[Records from a collection of figures]

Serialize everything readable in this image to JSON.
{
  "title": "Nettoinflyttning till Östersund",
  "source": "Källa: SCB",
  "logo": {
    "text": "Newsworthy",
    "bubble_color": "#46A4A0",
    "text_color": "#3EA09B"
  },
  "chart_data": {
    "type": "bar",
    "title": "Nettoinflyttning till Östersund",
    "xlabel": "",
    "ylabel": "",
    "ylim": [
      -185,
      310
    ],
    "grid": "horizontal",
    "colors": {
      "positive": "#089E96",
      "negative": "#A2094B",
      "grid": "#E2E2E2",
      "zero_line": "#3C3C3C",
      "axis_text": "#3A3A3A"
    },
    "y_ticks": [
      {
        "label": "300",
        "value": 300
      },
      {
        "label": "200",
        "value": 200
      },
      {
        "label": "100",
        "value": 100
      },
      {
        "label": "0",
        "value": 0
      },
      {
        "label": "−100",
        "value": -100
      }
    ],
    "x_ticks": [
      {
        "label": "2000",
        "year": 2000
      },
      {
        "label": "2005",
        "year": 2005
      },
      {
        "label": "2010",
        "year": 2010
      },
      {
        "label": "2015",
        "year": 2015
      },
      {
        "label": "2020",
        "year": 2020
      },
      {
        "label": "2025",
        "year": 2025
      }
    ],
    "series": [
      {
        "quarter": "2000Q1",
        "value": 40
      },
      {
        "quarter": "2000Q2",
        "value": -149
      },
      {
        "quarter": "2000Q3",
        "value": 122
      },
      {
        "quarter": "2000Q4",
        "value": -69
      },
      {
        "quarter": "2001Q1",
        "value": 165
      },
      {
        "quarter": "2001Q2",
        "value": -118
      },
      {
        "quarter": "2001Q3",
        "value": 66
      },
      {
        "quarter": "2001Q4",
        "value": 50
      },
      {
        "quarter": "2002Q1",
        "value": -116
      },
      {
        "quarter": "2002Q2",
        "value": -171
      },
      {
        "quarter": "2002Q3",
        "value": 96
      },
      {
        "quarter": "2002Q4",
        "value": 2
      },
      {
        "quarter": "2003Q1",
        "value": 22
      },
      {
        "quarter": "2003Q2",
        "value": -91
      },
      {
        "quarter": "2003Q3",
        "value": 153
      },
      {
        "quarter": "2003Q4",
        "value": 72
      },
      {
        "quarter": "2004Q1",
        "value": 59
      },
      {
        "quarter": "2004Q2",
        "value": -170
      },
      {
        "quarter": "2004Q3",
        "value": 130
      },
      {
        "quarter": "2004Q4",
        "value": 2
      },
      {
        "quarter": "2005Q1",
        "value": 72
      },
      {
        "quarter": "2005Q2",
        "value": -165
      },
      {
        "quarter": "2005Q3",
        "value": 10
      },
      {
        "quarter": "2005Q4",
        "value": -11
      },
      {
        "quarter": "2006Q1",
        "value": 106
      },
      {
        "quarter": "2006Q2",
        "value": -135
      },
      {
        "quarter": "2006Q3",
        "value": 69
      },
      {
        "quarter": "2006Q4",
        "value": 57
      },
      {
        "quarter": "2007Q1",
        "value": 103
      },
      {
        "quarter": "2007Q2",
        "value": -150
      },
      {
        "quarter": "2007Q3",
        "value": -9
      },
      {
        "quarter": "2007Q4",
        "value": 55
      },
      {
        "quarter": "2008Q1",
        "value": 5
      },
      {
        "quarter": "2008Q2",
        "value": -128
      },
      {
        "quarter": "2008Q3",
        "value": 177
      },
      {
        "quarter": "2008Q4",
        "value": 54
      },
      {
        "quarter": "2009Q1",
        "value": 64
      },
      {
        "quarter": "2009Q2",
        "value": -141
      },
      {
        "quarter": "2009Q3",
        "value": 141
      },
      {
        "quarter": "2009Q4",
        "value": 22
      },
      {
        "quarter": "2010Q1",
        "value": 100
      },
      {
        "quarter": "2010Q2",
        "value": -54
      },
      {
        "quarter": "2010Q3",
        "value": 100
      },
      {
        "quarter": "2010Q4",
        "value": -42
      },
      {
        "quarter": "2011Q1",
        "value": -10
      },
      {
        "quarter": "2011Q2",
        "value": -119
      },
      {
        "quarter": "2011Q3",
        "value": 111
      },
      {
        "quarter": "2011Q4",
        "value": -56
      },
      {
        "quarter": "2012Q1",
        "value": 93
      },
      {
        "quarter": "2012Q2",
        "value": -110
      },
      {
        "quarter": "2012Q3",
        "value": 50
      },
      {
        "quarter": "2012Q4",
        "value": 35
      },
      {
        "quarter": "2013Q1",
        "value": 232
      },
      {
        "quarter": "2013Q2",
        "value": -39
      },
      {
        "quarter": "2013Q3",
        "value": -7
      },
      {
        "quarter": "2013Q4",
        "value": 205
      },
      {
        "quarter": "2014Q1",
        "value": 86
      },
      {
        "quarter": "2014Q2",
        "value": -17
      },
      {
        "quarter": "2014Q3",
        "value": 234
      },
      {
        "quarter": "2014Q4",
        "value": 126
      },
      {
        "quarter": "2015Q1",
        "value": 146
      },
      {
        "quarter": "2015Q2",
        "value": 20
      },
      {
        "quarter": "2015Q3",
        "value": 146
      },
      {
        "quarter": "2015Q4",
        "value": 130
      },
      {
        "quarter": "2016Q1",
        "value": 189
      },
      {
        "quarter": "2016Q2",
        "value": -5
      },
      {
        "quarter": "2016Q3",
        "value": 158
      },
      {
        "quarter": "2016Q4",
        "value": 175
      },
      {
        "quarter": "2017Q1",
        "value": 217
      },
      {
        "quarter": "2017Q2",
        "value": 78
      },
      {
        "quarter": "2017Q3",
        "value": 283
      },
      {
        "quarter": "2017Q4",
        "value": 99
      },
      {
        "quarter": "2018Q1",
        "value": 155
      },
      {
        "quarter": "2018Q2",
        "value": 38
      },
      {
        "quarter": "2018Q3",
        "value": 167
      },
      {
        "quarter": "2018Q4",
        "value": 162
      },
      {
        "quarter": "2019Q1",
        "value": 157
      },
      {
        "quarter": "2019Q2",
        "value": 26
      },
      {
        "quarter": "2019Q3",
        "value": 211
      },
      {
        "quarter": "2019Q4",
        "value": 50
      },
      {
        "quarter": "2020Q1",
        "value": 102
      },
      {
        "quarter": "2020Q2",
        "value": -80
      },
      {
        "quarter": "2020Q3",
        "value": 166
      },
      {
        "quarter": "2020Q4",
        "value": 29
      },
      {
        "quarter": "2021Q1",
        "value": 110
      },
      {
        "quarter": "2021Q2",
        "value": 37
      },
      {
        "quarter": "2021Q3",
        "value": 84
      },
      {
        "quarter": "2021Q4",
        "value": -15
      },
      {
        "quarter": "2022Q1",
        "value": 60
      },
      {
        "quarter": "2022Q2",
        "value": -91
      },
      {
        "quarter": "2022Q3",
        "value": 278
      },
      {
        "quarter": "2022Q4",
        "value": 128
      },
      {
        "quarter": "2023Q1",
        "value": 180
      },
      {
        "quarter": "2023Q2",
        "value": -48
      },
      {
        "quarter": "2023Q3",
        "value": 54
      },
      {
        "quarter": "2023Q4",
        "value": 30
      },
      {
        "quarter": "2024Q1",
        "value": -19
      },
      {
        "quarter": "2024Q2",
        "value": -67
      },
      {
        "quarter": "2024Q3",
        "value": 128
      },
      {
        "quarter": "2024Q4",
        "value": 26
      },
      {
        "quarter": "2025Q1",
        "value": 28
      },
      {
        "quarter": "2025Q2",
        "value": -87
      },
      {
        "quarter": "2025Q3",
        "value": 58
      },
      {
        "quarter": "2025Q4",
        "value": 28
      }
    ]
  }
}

■ What you need to do: Using the listing above, pick out each line that contains the word "Nettoinflyttning", then copy it.

■ Answer below:
  "title": "Nettoinflyttning till Östersund",
    "title": "Nettoinflyttning till Östersund",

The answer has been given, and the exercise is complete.